[START Supplied data]

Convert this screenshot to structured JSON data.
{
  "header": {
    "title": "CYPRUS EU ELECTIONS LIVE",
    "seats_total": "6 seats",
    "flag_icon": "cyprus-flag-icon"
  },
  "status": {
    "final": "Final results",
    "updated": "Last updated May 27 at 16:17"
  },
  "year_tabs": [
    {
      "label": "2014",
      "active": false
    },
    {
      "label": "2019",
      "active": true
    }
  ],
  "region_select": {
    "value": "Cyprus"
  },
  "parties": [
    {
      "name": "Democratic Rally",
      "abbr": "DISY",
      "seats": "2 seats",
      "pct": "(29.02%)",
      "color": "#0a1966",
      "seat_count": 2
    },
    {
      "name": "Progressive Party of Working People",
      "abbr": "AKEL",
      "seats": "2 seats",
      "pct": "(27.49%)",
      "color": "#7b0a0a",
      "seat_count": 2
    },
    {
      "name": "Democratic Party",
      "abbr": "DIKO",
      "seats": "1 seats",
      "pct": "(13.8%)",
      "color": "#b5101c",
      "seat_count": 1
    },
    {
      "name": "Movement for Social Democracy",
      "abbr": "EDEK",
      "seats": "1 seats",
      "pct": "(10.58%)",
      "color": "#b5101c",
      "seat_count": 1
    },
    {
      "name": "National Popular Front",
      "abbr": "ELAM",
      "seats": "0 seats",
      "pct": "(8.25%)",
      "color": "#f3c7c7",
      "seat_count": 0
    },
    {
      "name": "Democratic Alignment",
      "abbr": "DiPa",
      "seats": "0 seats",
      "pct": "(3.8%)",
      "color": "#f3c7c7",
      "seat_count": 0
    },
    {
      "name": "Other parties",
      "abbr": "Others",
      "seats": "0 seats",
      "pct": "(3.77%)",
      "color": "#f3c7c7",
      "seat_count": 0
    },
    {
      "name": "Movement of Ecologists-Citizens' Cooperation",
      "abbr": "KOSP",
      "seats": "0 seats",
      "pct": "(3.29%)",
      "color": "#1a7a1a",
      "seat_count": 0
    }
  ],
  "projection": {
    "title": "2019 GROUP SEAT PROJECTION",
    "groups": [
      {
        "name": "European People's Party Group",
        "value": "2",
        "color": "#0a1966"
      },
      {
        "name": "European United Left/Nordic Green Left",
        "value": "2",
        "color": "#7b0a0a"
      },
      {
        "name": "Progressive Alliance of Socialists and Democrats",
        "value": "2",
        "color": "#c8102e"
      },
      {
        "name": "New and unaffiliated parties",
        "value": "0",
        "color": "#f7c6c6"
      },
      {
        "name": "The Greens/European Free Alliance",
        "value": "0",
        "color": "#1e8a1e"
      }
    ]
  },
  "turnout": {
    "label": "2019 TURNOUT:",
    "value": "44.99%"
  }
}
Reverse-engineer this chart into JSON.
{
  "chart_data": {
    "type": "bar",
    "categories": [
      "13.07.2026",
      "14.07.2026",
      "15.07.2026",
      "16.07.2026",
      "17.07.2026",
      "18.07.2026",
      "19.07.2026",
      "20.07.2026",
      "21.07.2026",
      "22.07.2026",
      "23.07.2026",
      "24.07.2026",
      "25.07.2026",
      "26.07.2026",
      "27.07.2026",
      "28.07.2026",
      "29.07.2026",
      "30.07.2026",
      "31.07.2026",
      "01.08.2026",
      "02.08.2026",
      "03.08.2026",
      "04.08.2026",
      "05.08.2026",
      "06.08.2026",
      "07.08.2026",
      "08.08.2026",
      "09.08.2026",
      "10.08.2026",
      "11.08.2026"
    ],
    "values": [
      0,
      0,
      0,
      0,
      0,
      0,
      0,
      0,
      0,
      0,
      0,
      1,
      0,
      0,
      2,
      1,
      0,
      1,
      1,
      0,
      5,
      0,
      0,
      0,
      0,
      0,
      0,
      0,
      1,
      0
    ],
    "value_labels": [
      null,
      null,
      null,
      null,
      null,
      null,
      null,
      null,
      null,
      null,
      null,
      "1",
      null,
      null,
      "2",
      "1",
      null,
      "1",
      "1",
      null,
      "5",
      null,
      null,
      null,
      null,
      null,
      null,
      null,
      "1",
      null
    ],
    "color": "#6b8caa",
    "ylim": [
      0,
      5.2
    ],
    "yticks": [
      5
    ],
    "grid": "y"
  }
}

[END Supplied data]

Your task is to reproduce all of the records exactly.

# The completed task
Convert this screenshot to structured JSON data.
{
  "header": {
    "title": "CYPRUS EU ELECTIONS LIVE",
    "seats_total": "6 seats",
    "flag_icon": "cyprus-flag-icon"
  },
  "status": {
    "final": "Final results",
    "updated": "Last updated May 27 at 16:17"
  },
  "year_tabs": [
    {
      "label": "2014",
      "active": false
    },
    {
      "label": "2019",
      "active": true
    }
  ],
  "region_select": {
    "value": "Cyprus"
  },
  "parties": [
    {
      "name": "Democratic Rally",
      "abbr": "DISY",
      "seats": "2 seats",
      "pct": "(29.02%)",
      "color": "#0a1966",
      "seat_count": 2
    },
    {
      "name": "Progressive Party of Working People",
      "abbr": "AKEL",
      "seats": "2 seats",
      "pct": "(27.49%)",
      "color": "#7b0a0a",
      "seat_count": 2
    },
    {
      "name": "Democratic Party",
      "abbr": "DIKO",
      "seats": "1 seats",
      "pct": "(13.8%)",
      "color": "#b5101c",
      "seat_count": 1
    },
    {
      "name": "Movement for Social Democracy",
      "abbr": "EDEK",
      "seats": "1 seats",
      "pct": "(10.58%)",
      "color": "#b5101c",
      "seat_count": 1
    },
    {
      "name": "National Popular Front",
      "abbr": "ELAM",
      "seats": "0 seats",
      "pct": "(8.25%)",
      "color": "#f3c7c7",
      "seat_count": 0
    },
    {
      "name": "Democratic Alignment",
      "abbr": "DiPa",
      "seats": "0 seats",
      "pct": "(3.8%)",
      "color": "#f3c7c7",
      "seat_count": 0
    },
    {
      "name": "Other parties",
      "abbr": "Others",
      "seats": "0 seats",
      "pct": "(3.77%)",
      "color": "#f3c7c7",
      "seat_count": 0
    },
    {
      "name": "Movement of Ecologists-Citizens' Cooperation",
      "abbr": "KOSP",
      "seats": "0 seats",
      "pct": "(3.29%)",
      "color": "#1a7a1a",
      "seat_count": 0
    }
  ],
  "projection": {
    "title": "2019 GROUP SEAT PROJECTION",
    "groups": [
      {
        "name": "European People's Party Group",
        "value": "2",
        "color": "#0a1966"
      },
      {
        "name": "European United Left/Nordic Green Left",
        "value": "2",
        "color": "#7b0a0a"
      },
      {
        "name": "Progressive Alliance of Socialists and Democrats",
        "value": "2",
        "color": "#c8102e"
      },
      {
        "name": "New and unaffiliated parties",
        "value": "0",
        "color": "#f7c6c6"
      },
      {
        "name": "The Greens/European Free Alliance",
        "value": "0",
        "color": "#1e8a1e"
      }
    ]
  },
  "turnout": {
    "label": "2019 TURNOUT:",
    "value": "44.99%"
  }
}
Reverse-engineer this chart into JSON.
{
  "chart_data": {
    "type": "bar",
    "categories": [
      "13.07.2026",
      "14.07.2026",
      "15.07.2026",
      "16.07.2026",
      "17.07.2026",
      "18.07.2026",
      "19.07.2026",
      "20.07.2026",
      "21.07.2026",
      "22.07.2026",
      "23.07.2026",
      "24.07.2026",
      "25.07.2026",
      "26.07.2026",
      "27.07.2026",
      "28.07.2026",
      "29.07.2026",
      "30.07.2026",
      "31.07.2026",
      "01.08.2026",
      "02.08.2026",
      "03.08.2026",
      "04.08.2026",
      "05.08.2026",
      "06.08.2026",
      "07.08.2026",
      "08.08.2026",
      "09.08.2026",
      "10.08.2026",
      "11.08.2026"
    ],
    "values": [
      0,
      0,
      0,
      0,
      0,
      0,
      0,
      0,
      0,
      0,
      0,
      1,
      0,
      0,
      2,
      1,
      0,
      1,
      1,
      0,
      5,
      0,
      0,
      0,
      0,
      0,
      0,
      0,
      1,
      0
    ],
    "value_labels": [
      null,
      null,
      null,
      null,
      null,
      null,
      null,
      null,
      null,
      null,
      null,
      "1",
      null,
      null,
      "2",
      "1",
      null,
      "1",
      "1",
      null,
      "5",
      null,
      null,
      null,
      null,
      null,
      null,
      null,
      "1",
      null
    ],
    "color": "#6b8caa",
    "ylim": [
      0,
      5.2
    ],
    "yticks": [
      5
    ],
    "grid": "y"
  }
}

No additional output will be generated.